**Figure collection entries:**
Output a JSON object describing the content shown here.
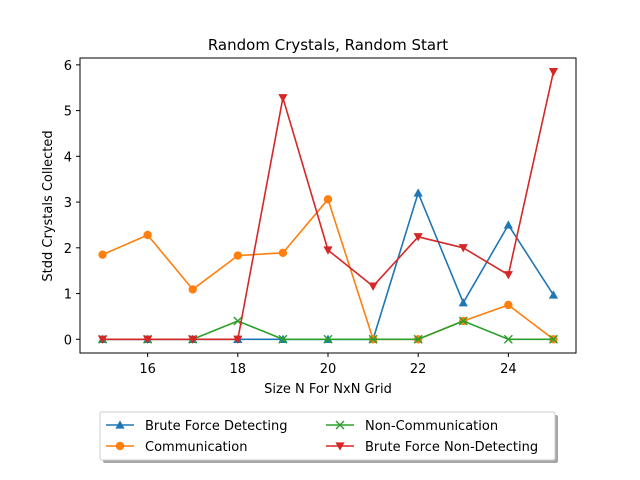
{
  "chart_data": {
    "type": "line",
    "title": "Random Crystals, Random Start",
    "xlabel": "Size N For NxN Grid",
    "ylabel": "Stdd Crystals Collected",
    "x": [
      15,
      16,
      17,
      18,
      19,
      20,
      21,
      22,
      23,
      24,
      25
    ],
    "xlim": [
      14.5,
      25.5
    ],
    "ylim": [
      -0.3,
      6.15
    ],
    "xticks": [
      16,
      18,
      20,
      22,
      24
    ],
    "yticks": [
      0,
      1,
      2,
      3,
      4,
      5,
      6
    ],
    "grid": false,
    "legend_placement": "below-center",
    "series": [
      {
        "name": "Brute Force Detecting",
        "color": "#1f77b4",
        "marker": "triangle-up",
        "values": [
          0,
          0,
          0,
          0,
          0,
          0,
          0,
          3.2,
          0.8,
          2.5,
          0.97
        ]
      },
      {
        "name": "Communication",
        "color": "#ff7f0e",
        "marker": "circle",
        "values": [
          1.85,
          2.28,
          1.09,
          1.83,
          1.89,
          3.06,
          0,
          0,
          0.4,
          0.75,
          0
        ]
      },
      {
        "name": "Non-Communication",
        "color": "#2ca02c",
        "marker": "x",
        "values": [
          0,
          0,
          0,
          0.4,
          0,
          0,
          0,
          0,
          0.4,
          0,
          0
        ]
      },
      {
        "name": "Brute Force Non-Detecting",
        "color": "#d62728",
        "marker": "triangle-down",
        "values": [
          0,
          0,
          0,
          0,
          5.28,
          1.95,
          1.16,
          2.24,
          2.0,
          1.41,
          5.85
        ]
      }
    ]
  }
}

**Task instructions:**
Where a line holds the string "Communication", copy that line.

**Task result:**
        "name": "Communication",
        "name": "Non-Communication",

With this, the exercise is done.